* _Task goal_
Each entry has to be copied exactly, with nothing missed.

* _Information given_
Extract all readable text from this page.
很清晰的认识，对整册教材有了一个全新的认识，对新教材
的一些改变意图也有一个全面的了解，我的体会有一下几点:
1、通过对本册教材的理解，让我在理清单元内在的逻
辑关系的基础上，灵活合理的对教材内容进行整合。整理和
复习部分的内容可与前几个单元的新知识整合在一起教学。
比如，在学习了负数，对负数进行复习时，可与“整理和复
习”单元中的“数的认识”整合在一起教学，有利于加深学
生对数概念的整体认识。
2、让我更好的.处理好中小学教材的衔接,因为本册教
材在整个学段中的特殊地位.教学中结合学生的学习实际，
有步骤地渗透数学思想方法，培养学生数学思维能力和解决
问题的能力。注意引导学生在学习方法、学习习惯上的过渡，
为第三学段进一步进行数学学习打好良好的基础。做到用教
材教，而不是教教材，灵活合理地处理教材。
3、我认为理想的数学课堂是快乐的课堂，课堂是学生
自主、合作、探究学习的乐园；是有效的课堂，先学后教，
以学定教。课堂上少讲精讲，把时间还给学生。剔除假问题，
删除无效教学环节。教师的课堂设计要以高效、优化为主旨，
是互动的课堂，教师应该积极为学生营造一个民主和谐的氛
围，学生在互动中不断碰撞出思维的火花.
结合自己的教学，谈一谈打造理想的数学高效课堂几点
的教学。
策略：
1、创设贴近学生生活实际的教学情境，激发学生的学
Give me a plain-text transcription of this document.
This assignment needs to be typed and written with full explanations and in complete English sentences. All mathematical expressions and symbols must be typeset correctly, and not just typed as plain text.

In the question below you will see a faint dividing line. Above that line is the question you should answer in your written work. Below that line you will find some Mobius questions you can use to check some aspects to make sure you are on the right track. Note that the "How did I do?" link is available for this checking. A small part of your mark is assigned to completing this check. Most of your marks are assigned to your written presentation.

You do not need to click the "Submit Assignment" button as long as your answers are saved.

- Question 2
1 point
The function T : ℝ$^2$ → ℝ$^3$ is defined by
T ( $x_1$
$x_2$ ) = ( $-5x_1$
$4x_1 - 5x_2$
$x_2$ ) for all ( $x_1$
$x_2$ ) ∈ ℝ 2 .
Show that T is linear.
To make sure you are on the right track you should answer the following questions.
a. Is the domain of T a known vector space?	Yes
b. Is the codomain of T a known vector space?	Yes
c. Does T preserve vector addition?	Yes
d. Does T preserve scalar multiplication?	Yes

* _Output for this task_
Extract all readable text from this page.
很清晰的认识，对整册教材有了一个全新的认识，对新教材
的一些改变意图也有一个全面的了解，我的体会有一下几点:
1、通过对本册教材的理解，让我在理清单元内在的逻
辑关系的基础上，灵活合理的对教材内容进行整合。整理和
复习部分的内容可与前几个单元的新知识整合在一起教学。
比如，在学习了负数，对负数进行复习时，可与“整理和复
习”单元中的“数的认识”整合在一起教学，有利于加深学
生对数概念的整体认识。
2、让我更好的.处理好中小学教材的衔接,因为本册教
材在整个学段中的特殊地位.教学中结合学生的学习实际，
有步骤地渗透数学思想方法，培养学生数学思维能力和解决
问题的能力。注意引导学生在学习方法、学习习惯上的过渡，
为第三学段进一步进行数学学习打好良好的基础。做到用教
材教，而不是教教材，灵活合理地处理教材。
3、我认为理想的数学课堂是快乐的课堂，课堂是学生
自主、合作、探究学习的乐园；是有效的课堂，先学后教，
以学定教。课堂上少讲精讲，把时间还给学生。剔除假问题，
删除无效教学环节。教师的课堂设计要以高效、优化为主旨，
是互动的课堂，教师应该积极为学生营造一个民主和谐的氛
围，学生在互动中不断碰撞出思维的火花.
结合自己的教学，谈一谈打造理想的数学高效课堂几点
的教学。
策略：
1、创设贴近学生生活实际的教学情境，激发学生的学
Give me a plain-text transcription of this document.
This assignment needs to be typed and written with full explanations and in complete English sentences. All mathematical expressions and symbols must be typeset correctly, and not just typed as plain text.

In the question below you will see a faint dividing line. Above that line is the question you should answer in your written work. Below that line you will find some Mobius questions you can use to check some aspects to make sure you are on the right track. Note that the "How did I do?" link is available for this checking. A small part of your mark is assigned to completing this check. Most of your marks are assigned to your written presentation.

You do not need to click the "Submit Assignment" button as long as your answers are saved.

- Question 2
1 point
The function T : ℝ$^2$ → ℝ$^3$ is defined by
T ( $x_1$
$x_2$ ) = ( $-5x_1$
$4x_1 - 5x_2$
$x_2$ ) for all ( $x_1$
$x_2$ ) ∈ ℝ 2 .
Show that T is linear.
To make sure you are on the right track you should answer the following questions.
a. Is the domain of T a known vector space?	Yes
b. Is the codomain of T a known vector space?	Yes
c. Does T preserve vector addition?	Yes
d. Does T preserve scalar multiplication?	Yes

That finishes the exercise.